DIRECTIVE: Go through the entries below and print each one exactly, leaving out pictures.

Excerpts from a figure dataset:
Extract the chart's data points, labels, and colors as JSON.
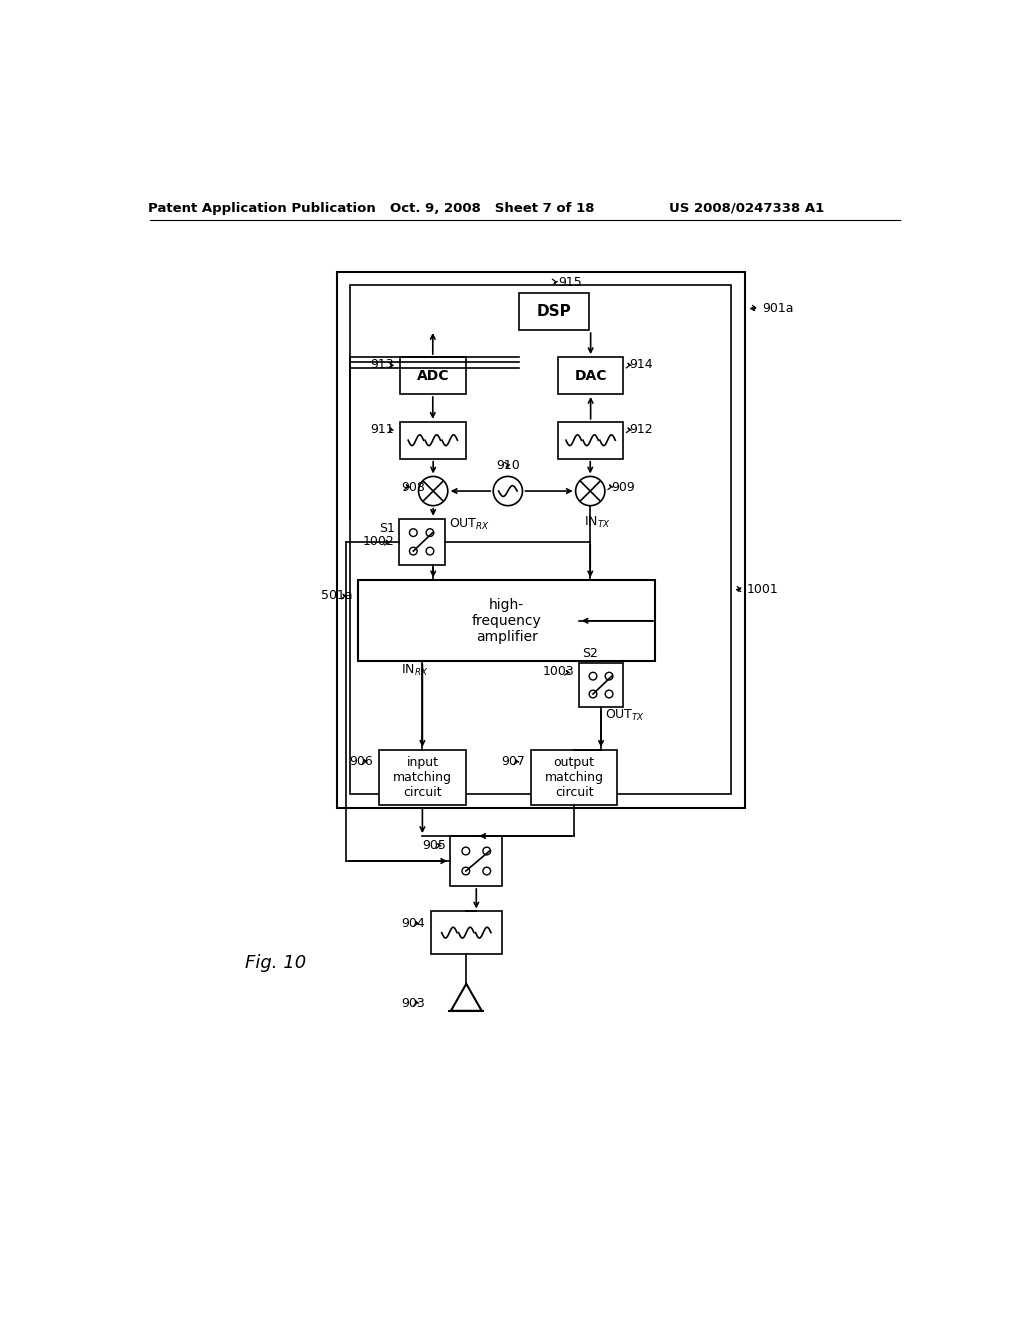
{
  "title_left": "Patent Application Publication",
  "title_center": "Oct. 9, 2008   Sheet 7 of 18",
  "title_right": "US 2008/0247338 A1",
  "fig_label": "Fig. 10",
  "background": "#ffffff",
  "line_color": "#000000",
  "text_color": "#000000"
}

TASK OUTPUT:
Extract the chart's data points, labels, and colors as JSON.
{
  "title_left": "Patent Application Publication",
  "title_center": "Oct. 9, 2008   Sheet 7 of 18",
  "title_right": "US 2008/0247338 A1",
  "fig_label": "Fig. 10",
  "background": "#ffffff",
  "line_color": "#000000",
  "text_color": "#000000"
}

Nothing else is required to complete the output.